Stored entries:
++++++++

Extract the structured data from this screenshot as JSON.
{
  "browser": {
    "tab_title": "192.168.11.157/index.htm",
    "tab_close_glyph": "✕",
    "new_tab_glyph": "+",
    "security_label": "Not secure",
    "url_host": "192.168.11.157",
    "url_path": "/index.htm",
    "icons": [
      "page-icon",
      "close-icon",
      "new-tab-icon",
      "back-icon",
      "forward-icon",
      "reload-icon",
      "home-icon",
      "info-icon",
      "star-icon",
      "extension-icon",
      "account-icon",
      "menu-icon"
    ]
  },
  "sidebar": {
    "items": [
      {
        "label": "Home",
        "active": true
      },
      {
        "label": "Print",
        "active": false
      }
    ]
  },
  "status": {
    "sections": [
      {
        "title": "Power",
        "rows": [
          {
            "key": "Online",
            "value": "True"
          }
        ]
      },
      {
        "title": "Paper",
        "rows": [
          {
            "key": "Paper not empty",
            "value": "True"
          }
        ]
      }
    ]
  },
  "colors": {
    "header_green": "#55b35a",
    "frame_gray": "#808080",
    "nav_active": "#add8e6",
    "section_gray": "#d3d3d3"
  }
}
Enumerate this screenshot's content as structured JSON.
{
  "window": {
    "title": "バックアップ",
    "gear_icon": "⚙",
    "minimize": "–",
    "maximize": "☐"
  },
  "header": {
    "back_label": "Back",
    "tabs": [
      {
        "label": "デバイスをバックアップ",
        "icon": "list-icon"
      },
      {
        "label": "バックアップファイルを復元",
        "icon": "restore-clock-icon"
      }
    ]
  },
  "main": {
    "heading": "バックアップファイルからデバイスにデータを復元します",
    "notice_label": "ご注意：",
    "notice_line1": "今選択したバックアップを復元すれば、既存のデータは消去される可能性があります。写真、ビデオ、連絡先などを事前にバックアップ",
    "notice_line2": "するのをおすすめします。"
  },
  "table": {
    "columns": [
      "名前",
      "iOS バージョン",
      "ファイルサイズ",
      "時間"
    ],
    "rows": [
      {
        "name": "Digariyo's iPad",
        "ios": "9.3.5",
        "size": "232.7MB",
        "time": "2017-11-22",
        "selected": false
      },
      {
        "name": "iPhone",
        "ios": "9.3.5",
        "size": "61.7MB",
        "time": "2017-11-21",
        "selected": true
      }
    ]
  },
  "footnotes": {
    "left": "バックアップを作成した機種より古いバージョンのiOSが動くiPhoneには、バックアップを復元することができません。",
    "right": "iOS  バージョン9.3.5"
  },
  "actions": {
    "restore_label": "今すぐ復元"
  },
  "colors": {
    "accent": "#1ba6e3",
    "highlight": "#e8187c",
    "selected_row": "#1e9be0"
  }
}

++++++++

§ REQUIREMENTS
Output all of the material, please, exactly as it stands.

§ FINISHED ANSWER
Extract the structured data from this screenshot as JSON.
{
  "browser": {
    "tab_title": "192.168.11.157/index.htm",
    "tab_close_glyph": "✕",
    "new_tab_glyph": "+",
    "security_label": "Not secure",
    "url_host": "192.168.11.157",
    "url_path": "/index.htm",
    "icons": [
      "page-icon",
      "close-icon",
      "new-tab-icon",
      "back-icon",
      "forward-icon",
      "reload-icon",
      "home-icon",
      "info-icon",
      "star-icon",
      "extension-icon",
      "account-icon",
      "menu-icon"
    ]
  },
  "sidebar": {
    "items": [
      {
        "label": "Home",
        "active": true
      },
      {
        "label": "Print",
        "active": false
      }
    ]
  },
  "status": {
    "sections": [
      {
        "title": "Power",
        "rows": [
          {
            "key": "Online",
            "value": "True"
          }
        ]
      },
      {
        "title": "Paper",
        "rows": [
          {
            "key": "Paper not empty",
            "value": "True"
          }
        ]
      }
    ]
  },
  "colors": {
    "header_green": "#55b35a",
    "frame_gray": "#808080",
    "nav_active": "#add8e6",
    "section_gray": "#d3d3d3"
  }
}
Enumerate this screenshot's content as structured JSON.
{
  "window": {
    "title": "バックアップ",
    "gear_icon": "⚙",
    "minimize": "–",
    "maximize": "☐"
  },
  "header": {
    "back_label": "Back",
    "tabs": [
      {
        "label": "デバイスをバックアップ",
        "icon": "list-icon"
      },
      {
        "label": "バックアップファイルを復元",
        "icon": "restore-clock-icon"
      }
    ]
  },
  "main": {
    "heading": "バックアップファイルからデバイスにデータを復元します",
    "notice_label": "ご注意：",
    "notice_line1": "今選択したバックアップを復元すれば、既存のデータは消去される可能性があります。写真、ビデオ、連絡先などを事前にバックアップ",
    "notice_line2": "するのをおすすめします。"
  },
  "table": {
    "columns": [
      "名前",
      "iOS バージョン",
      "ファイルサイズ",
      "時間"
    ],
    "rows": [
      {
        "name": "Digariyo's iPad",
        "ios": "9.3.5",
        "size": "232.7MB",
        "time": "2017-11-22",
        "selected": false
      },
      {
        "name": "iPhone",
        "ios": "9.3.5",
        "size": "61.7MB",
        "time": "2017-11-21",
        "selected": true
      }
    ]
  },
  "footnotes": {
    "left": "バックアップを作成した機種より古いバージョンのiOSが動くiPhoneには、バックアップを復元することができません。",
    "right": "iOS  バージョン9.3.5"
  },
  "actions": {
    "restore_label": "今すぐ復元"
  },
  "colors": {
    "accent": "#1ba6e3",
    "highlight": "#e8187c",
    "selected_row": "#1e9be0"
  }
}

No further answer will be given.